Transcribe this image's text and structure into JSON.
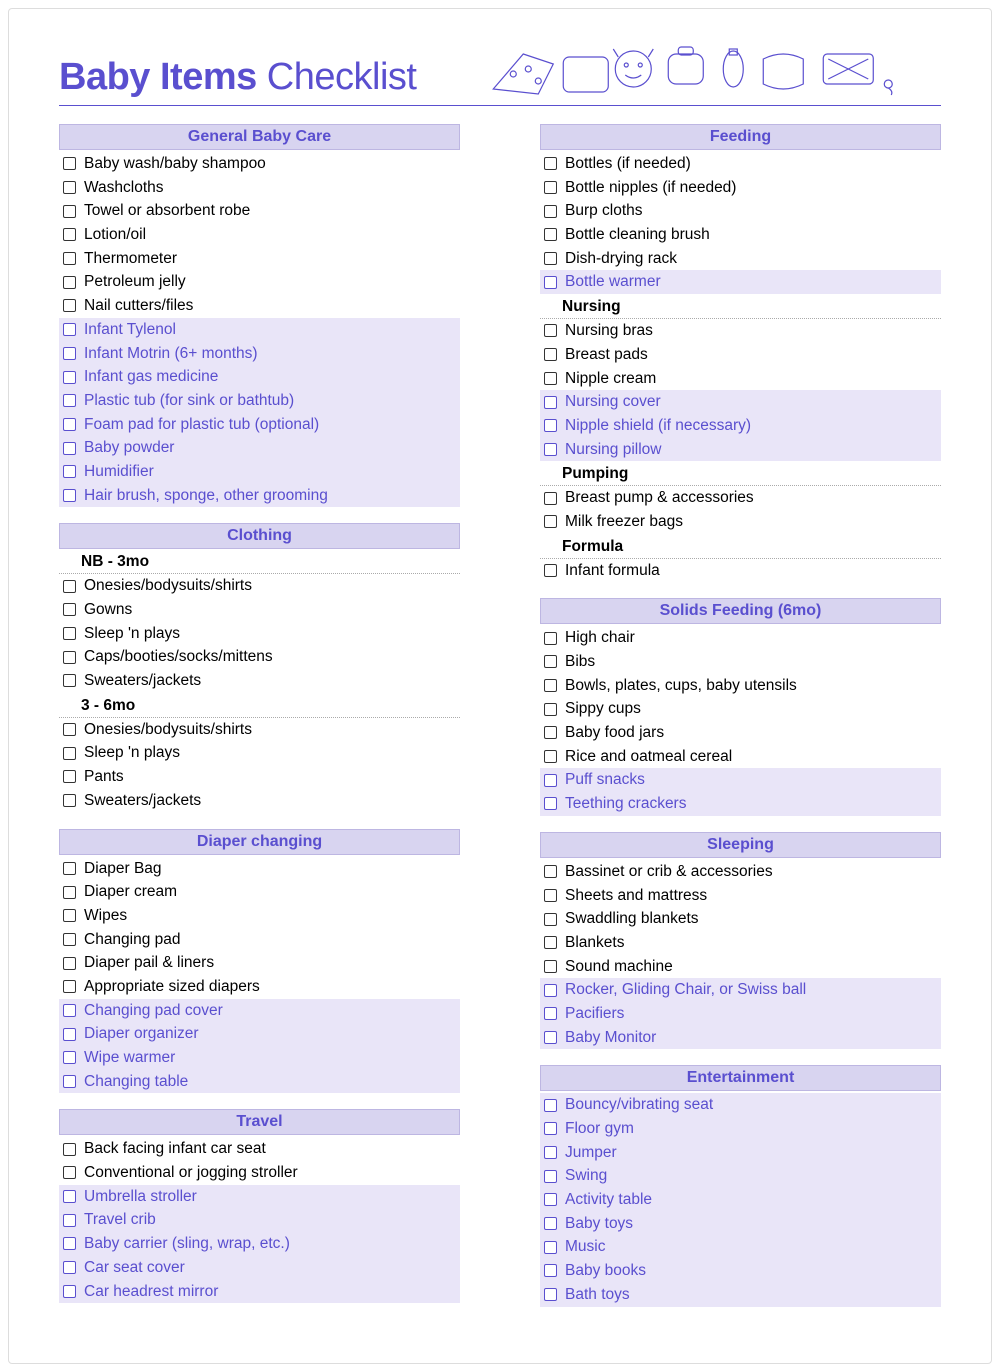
{
  "title_bold": "Baby Items",
  "title_rest": " Checklist",
  "left": [
    {
      "header": "General Baby Care",
      "groups": [
        {
          "items": [
            {
              "t": "Baby wash/baby shampoo",
              "hl": false
            },
            {
              "t": "Washcloths",
              "hl": false
            },
            {
              "t": "Towel or absorbent robe",
              "hl": false
            },
            {
              "t": "Lotion/oil",
              "hl": false
            },
            {
              "t": "Thermometer",
              "hl": false
            },
            {
              "t": "Petroleum jelly",
              "hl": false
            },
            {
              "t": "Nail cutters/files",
              "hl": false
            },
            {
              "t": "Infant Tylenol",
              "hl": true
            },
            {
              "t": "Infant Motrin (6+ months)",
              "hl": true
            },
            {
              "t": "Infant gas medicine",
              "hl": true
            },
            {
              "t": "Plastic tub (for sink or bathtub)",
              "hl": true
            },
            {
              "t": "Foam pad for plastic tub (optional)",
              "hl": true
            },
            {
              "t": "Baby powder",
              "hl": true
            },
            {
              "t": "Humidifier",
              "hl": true
            },
            {
              "t": "Hair brush, sponge, other grooming",
              "hl": true
            }
          ]
        }
      ]
    },
    {
      "header": "Clothing",
      "groups": [
        {
          "sub": "NB - 3mo",
          "items": [
            {
              "t": "Onesies/bodysuits/shirts",
              "hl": false
            },
            {
              "t": "Gowns",
              "hl": false
            },
            {
              "t": "Sleep 'n plays",
              "hl": false
            },
            {
              "t": "Caps/booties/socks/mittens",
              "hl": false
            },
            {
              "t": "Sweaters/jackets",
              "hl": false
            }
          ]
        },
        {
          "sub": "3 - 6mo",
          "items": [
            {
              "t": "Onesies/bodysuits/shirts",
              "hl": false
            },
            {
              "t": "Sleep 'n plays",
              "hl": false
            },
            {
              "t": "Pants",
              "hl": false
            },
            {
              "t": "Sweaters/jackets",
              "hl": false
            }
          ]
        }
      ]
    },
    {
      "header": "Diaper changing",
      "groups": [
        {
          "items": [
            {
              "t": "Diaper Bag",
              "hl": false
            },
            {
              "t": "Diaper cream",
              "hl": false
            },
            {
              "t": "Wipes",
              "hl": false
            },
            {
              "t": "Changing pad",
              "hl": false
            },
            {
              "t": "Diaper pail & liners",
              "hl": false
            },
            {
              "t": "Appropriate sized diapers",
              "hl": false
            },
            {
              "t": "Changing pad cover",
              "hl": true
            },
            {
              "t": "Diaper organizer",
              "hl": true
            },
            {
              "t": "Wipe warmer",
              "hl": true
            },
            {
              "t": "Changing table",
              "hl": true
            }
          ]
        }
      ]
    },
    {
      "header": "Travel",
      "groups": [
        {
          "items": [
            {
              "t": "Back facing infant car seat",
              "hl": false
            },
            {
              "t": "Conventional or jogging stroller",
              "hl": false
            },
            {
              "t": "Umbrella stroller",
              "hl": true
            },
            {
              "t": "Travel crib",
              "hl": true
            },
            {
              "t": "Baby carrier (sling, wrap, etc.)",
              "hl": true
            },
            {
              "t": "Car seat cover",
              "hl": true
            },
            {
              "t": "Car headrest mirror",
              "hl": true
            }
          ]
        }
      ]
    }
  ],
  "right": [
    {
      "header": "Feeding",
      "groups": [
        {
          "items": [
            {
              "t": "Bottles (if needed)",
              "hl": false
            },
            {
              "t": "Bottle nipples (if needed)",
              "hl": false
            },
            {
              "t": "Burp cloths",
              "hl": false
            },
            {
              "t": "Bottle cleaning brush",
              "hl": false
            },
            {
              "t": "Dish-drying rack",
              "hl": false
            },
            {
              "t": "Bottle warmer",
              "hl": true
            }
          ]
        },
        {
          "sub": "Nursing",
          "items": [
            {
              "t": "Nursing bras",
              "hl": false
            },
            {
              "t": "Breast pads",
              "hl": false
            },
            {
              "t": "Nipple cream",
              "hl": false
            },
            {
              "t": "Nursing cover",
              "hl": true
            },
            {
              "t": "Nipple shield (if necessary)",
              "hl": true
            },
            {
              "t": "Nursing pillow",
              "hl": true
            }
          ]
        },
        {
          "sub": "Pumping",
          "items": [
            {
              "t": "Breast pump & accessories",
              "hl": false
            },
            {
              "t": "Milk freezer bags",
              "hl": false
            }
          ]
        },
        {
          "sub": "Formula",
          "items": [
            {
              "t": "Infant formula",
              "hl": false
            }
          ]
        }
      ]
    },
    {
      "header": "Solids Feeding (6mo)",
      "groups": [
        {
          "items": [
            {
              "t": "High chair",
              "hl": false
            },
            {
              "t": "Bibs",
              "hl": false
            },
            {
              "t": "Bowls, plates, cups, baby utensils",
              "hl": false
            },
            {
              "t": "Sippy cups",
              "hl": false
            },
            {
              "t": "Baby food jars",
              "hl": false
            },
            {
              "t": "Rice and oatmeal cereal",
              "hl": false
            },
            {
              "t": "Puff snacks",
              "hl": true
            },
            {
              "t": "Teething crackers",
              "hl": true
            }
          ]
        }
      ]
    },
    {
      "header": "Sleeping",
      "groups": [
        {
          "items": [
            {
              "t": "Bassinet or crib & accessories",
              "hl": false
            },
            {
              "t": "Sheets and mattress",
              "hl": false
            },
            {
              "t": "Swaddling blankets",
              "hl": false
            },
            {
              "t": "Blankets",
              "hl": false
            },
            {
              "t": "Sound machine",
              "hl": false
            },
            {
              "t": "Rocker, Gliding Chair, or Swiss ball",
              "hl": true
            },
            {
              "t": "Pacifiers",
              "hl": true
            },
            {
              "t": "Baby Monitor",
              "hl": true
            }
          ]
        }
      ]
    },
    {
      "header": "Entertainment",
      "groups": [
        {
          "items": [
            {
              "t": "Bouncy/vibrating seat",
              "hl": true
            },
            {
              "t": "Floor gym",
              "hl": true
            },
            {
              "t": "Jumper",
              "hl": true
            },
            {
              "t": "Swing",
              "hl": true
            },
            {
              "t": "Activity table",
              "hl": true
            },
            {
              "t": "Baby toys",
              "hl": true
            },
            {
              "t": "Music",
              "hl": true
            },
            {
              "t": "Baby books",
              "hl": true
            },
            {
              "t": "Bath toys",
              "hl": true
            }
          ]
        }
      ]
    }
  ]
}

What is needed:
Reproduce every record above exactly, but leave out the pictures.

Result below:
Transcribe this image's text and structure into JSON.
{
  "title_bold": "Baby Items",
  "title_rest": " Checklist",
  "left": [
    {
      "header": "General Baby Care",
      "groups": [
        {
          "items": [
            {
              "t": "Baby wash/baby shampoo",
              "hl": false
            },
            {
              "t": "Washcloths",
              "hl": false
            },
            {
              "t": "Towel or absorbent robe",
              "hl": false
            },
            {
              "t": "Lotion/oil",
              "hl": false
            },
            {
              "t": "Thermometer",
              "hl": false
            },
            {
              "t": "Petroleum jelly",
              "hl": false
            },
            {
              "t": "Nail cutters/files",
              "hl": false
            },
            {
              "t": "Infant Tylenol",
              "hl": true
            },
            {
              "t": "Infant Motrin (6+ months)",
              "hl": true
            },
            {
              "t": "Infant gas medicine",
              "hl": true
            },
            {
              "t": "Plastic tub (for sink or bathtub)",
              "hl": true
            },
            {
              "t": "Foam pad for plastic tub (optional)",
              "hl": true
            },
            {
              "t": "Baby powder",
              "hl": true
            },
            {
              "t": "Humidifier",
              "hl": true
            },
            {
              "t": "Hair brush, sponge, other grooming",
              "hl": true
            }
          ]
        }
      ]
    },
    {
      "header": "Clothing",
      "groups": [
        {
          "sub": "NB - 3mo",
          "items": [
            {
              "t": "Onesies/bodysuits/shirts",
              "hl": false
            },
            {
              "t": "Gowns",
              "hl": false
            },
            {
              "t": "Sleep 'n plays",
              "hl": false
            },
            {
              "t": "Caps/booties/socks/mittens",
              "hl": false
            },
            {
              "t": "Sweaters/jackets",
              "hl": false
            }
          ]
        },
        {
          "sub": "3 - 6mo",
          "items": [
            {
              "t": "Onesies/bodysuits/shirts",
              "hl": false
            },
            {
              "t": "Sleep 'n plays",
              "hl": false
            },
            {
              "t": "Pants",
              "hl": false
            },
            {
              "t": "Sweaters/jackets",
              "hl": false
            }
          ]
        }
      ]
    },
    {
      "header": "Diaper changing",
      "groups": [
        {
          "items": [
            {
              "t": "Diaper Bag",
              "hl": false
            },
            {
              "t": "Diaper cream",
              "hl": false
            },
            {
              "t": "Wipes",
              "hl": false
            },
            {
              "t": "Changing pad",
              "hl": false
            },
            {
              "t": "Diaper pail & liners",
              "hl": false
            },
            {
              "t": "Appropriate sized diapers",
              "hl": false
            },
            {
              "t": "Changing pad cover",
              "hl": true
            },
            {
              "t": "Diaper organizer",
              "hl": true
            },
            {
              "t": "Wipe warmer",
              "hl": true
            },
            {
              "t": "Changing table",
              "hl": true
            }
          ]
        }
      ]
    },
    {
      "header": "Travel",
      "groups": [
        {
          "items": [
            {
              "t": "Back facing infant car seat",
              "hl": false
            },
            {
              "t": "Conventional or jogging stroller",
              "hl": false
            },
            {
              "t": "Umbrella stroller",
              "hl": true
            },
            {
              "t": "Travel crib",
              "hl": true
            },
            {
              "t": "Baby carrier (sling, wrap, etc.)",
              "hl": true
            },
            {
              "t": "Car seat cover",
              "hl": true
            },
            {
              "t": "Car headrest mirror",
              "hl": true
            }
          ]
        }
      ]
    }
  ],
  "right": [
    {
      "header": "Feeding",
      "groups": [
        {
          "items": [
            {
              "t": "Bottles (if needed)",
              "hl": false
            },
            {
              "t": "Bottle nipples (if needed)",
              "hl": false
            },
            {
              "t": "Burp cloths",
              "hl": false
            },
            {
              "t": "Bottle cleaning brush",
              "hl": false
            },
            {
              "t": "Dish-drying rack",
              "hl": false
            },
            {
              "t": "Bottle warmer",
              "hl": true
            }
          ]
        },
        {
          "sub": "Nursing",
          "items": [
            {
              "t": "Nursing bras",
              "hl": false
            },
            {
              "t": "Breast pads",
              "hl": false
            },
            {
              "t": "Nipple cream",
              "hl": false
            },
            {
              "t": "Nursing cover",
              "hl": true
            },
            {
              "t": "Nipple shield (if necessary)",
              "hl": true
            },
            {
              "t": "Nursing pillow",
              "hl": true
            }
          ]
        },
        {
          "sub": "Pumping",
          "items": [
            {
              "t": "Breast pump & accessories",
              "hl": false
            },
            {
              "t": "Milk freezer bags",
              "hl": false
            }
          ]
        },
        {
          "sub": "Formula",
          "items": [
            {
              "t": "Infant formula",
              "hl": false
            }
          ]
        }
      ]
    },
    {
      "header": "Solids Feeding (6mo)",
      "groups": [
        {
          "items": [
            {
              "t": "High chair",
              "hl": false
            },
            {
              "t": "Bibs",
              "hl": false
            },
            {
              "t": "Bowls, plates, cups, baby utensils",
              "hl": false
            },
            {
              "t": "Sippy cups",
              "hl": false
            },
            {
              "t": "Baby food jars",
              "hl": false
            },
            {
              "t": "Rice and oatmeal cereal",
              "hl": false
            },
            {
              "t": "Puff snacks",
              "hl": true
            },
            {
              "t": "Teething crackers",
              "hl": true
            }
          ]
        }
      ]
    },
    {
      "header": "Sleeping",
      "groups": [
        {
          "items": [
            {
              "t": "Bassinet or crib & accessories",
              "hl": false
            },
            {
              "t": "Sheets and mattress",
              "hl": false
            },
            {
              "t": "Swaddling blankets",
              "hl": false
            },
            {
              "t": "Blankets",
              "hl": false
            },
            {
              "t": "Sound machine",
              "hl": false
            },
            {
              "t": "Rocker, Gliding Chair, or Swiss ball",
              "hl": true
            },
            {
              "t": "Pacifiers",
              "hl": true
            },
            {
              "t": "Baby Monitor",
              "hl": true
            }
          ]
        }
      ]
    },
    {
      "header": "Entertainment",
      "groups": [
        {
          "items": [
            {
              "t": "Bouncy/vibrating seat",
              "hl": true
            },
            {
              "t": "Floor gym",
              "hl": true
            },
            {
              "t": "Jumper",
              "hl": true
            },
            {
              "t": "Swing",
              "hl": true
            },
            {
              "t": "Activity table",
              "hl": true
            },
            {
              "t": "Baby toys",
              "hl": true
            },
            {
              "t": "Music",
              "hl": true
            },
            {
              "t": "Baby books",
              "hl": true
            },
            {
              "t": "Bath toys",
              "hl": true
            }
          ]
        }
      ]
    }
  ]
}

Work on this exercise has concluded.